Start of MATERIAL SHOWN

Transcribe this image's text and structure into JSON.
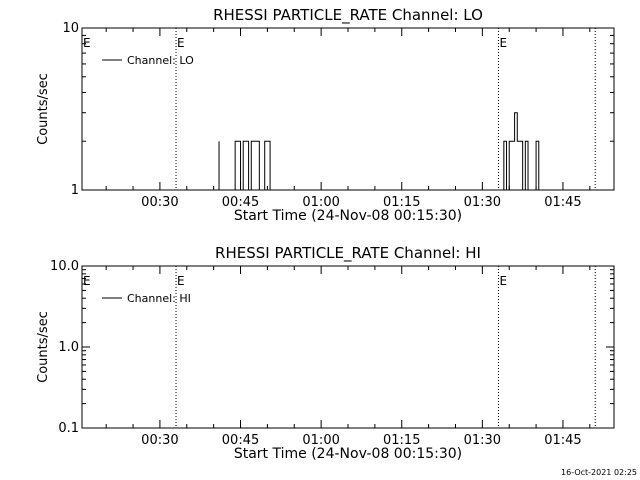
{
  "timestamp": "16-Oct-2021 02:25",
  "chart_data": [
    {
      "type": "line",
      "title": "RHESSI PARTICLE_RATE Channel: LO",
      "xlabel": "Start Time (24-Nov-08 00:15:30)",
      "ylabel": "Counts/sec",
      "yscale": "log",
      "ylim": [
        1,
        10
      ],
      "y_tick_labels": [
        "1",
        "10"
      ],
      "xlim": [
        "00:15:30",
        "01:54:30"
      ],
      "x_tick_labels": [
        "00:30",
        "00:45",
        "01:00",
        "01:15",
        "01:30",
        "01:45"
      ],
      "legend": {
        "label": "Channel: LO",
        "placement": "top-left"
      },
      "event_lines": [
        {
          "time": "00:33:00",
          "label": "E"
        },
        {
          "time": "01:33:00",
          "label": "E"
        },
        {
          "time": "01:51:00",
          "label": ""
        }
      ],
      "series": [
        {
          "name": "Channel: LO",
          "points": [
            [
              "00:40:00",
              0
            ],
            [
              "00:41:00",
              0
            ],
            [
              "00:41:00",
              2
            ],
            [
              "00:41:00",
              0
            ],
            [
              "00:41:30",
              0
            ],
            [
              "00:44:00",
              0
            ],
            [
              "00:44:00",
              2
            ],
            [
              "00:45:00",
              2
            ],
            [
              "00:45:00",
              1
            ],
            [
              "00:45:30",
              1
            ],
            [
              "00:45:30",
              2
            ],
            [
              "00:46:30",
              2
            ],
            [
              "00:46:30",
              0
            ],
            [
              "00:47:00",
              0
            ],
            [
              "00:47:00",
              2
            ],
            [
              "00:48:30",
              2
            ],
            [
              "00:48:30",
              1
            ],
            [
              "00:49:00",
              1
            ],
            [
              "00:49:00",
              0
            ],
            [
              "00:49:30",
              0
            ],
            [
              "00:49:30",
              2
            ],
            [
              "00:50:30",
              2
            ],
            [
              "00:50:30",
              0
            ],
            [
              "01:34:00",
              0
            ],
            [
              "01:34:00",
              2
            ],
            [
              "01:34:30",
              2
            ],
            [
              "01:34:30",
              0
            ],
            [
              "01:35:00",
              0
            ],
            [
              "01:35:00",
              2
            ],
            [
              "01:36:00",
              2
            ],
            [
              "01:36:00",
              3
            ],
            [
              "01:36:30",
              3
            ],
            [
              "01:36:30",
              2
            ],
            [
              "01:37:30",
              2
            ],
            [
              "01:37:30",
              0
            ],
            [
              "01:38:00",
              0
            ],
            [
              "01:38:00",
              2
            ],
            [
              "01:38:30",
              2
            ],
            [
              "01:38:30",
              0
            ],
            [
              "01:40:00",
              0
            ],
            [
              "01:40:00",
              2
            ],
            [
              "01:40:30",
              2
            ],
            [
              "01:40:30",
              0
            ]
          ]
        }
      ]
    },
    {
      "type": "line",
      "title": "RHESSI PARTICLE_RATE Channel: HI",
      "xlabel": "Start Time (24-Nov-08 00:15:30)",
      "ylabel": "Counts/sec",
      "yscale": "log",
      "ylim": [
        0.1,
        10
      ],
      "y_tick_labels": [
        "0.1",
        "1.0",
        "10.0"
      ],
      "xlim": [
        "00:15:30",
        "01:54:30"
      ],
      "x_tick_labels": [
        "00:30",
        "00:45",
        "01:00",
        "01:15",
        "01:30",
        "01:45"
      ],
      "legend": {
        "label": "Channel: HI",
        "placement": "top-left"
      },
      "event_lines": [
        {
          "time": "00:33:00",
          "label": "E"
        },
        {
          "time": "01:33:00",
          "label": "E"
        },
        {
          "time": "01:51:00",
          "label": ""
        }
      ],
      "series": [
        {
          "name": "Channel: HI",
          "points": []
        }
      ]
    }
  ]
}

End of MATERIAL SHOWN

**SHORT TASK**
Return only the number of lines in the preceding records that contain the string "Channel".

**SOLUTION**
6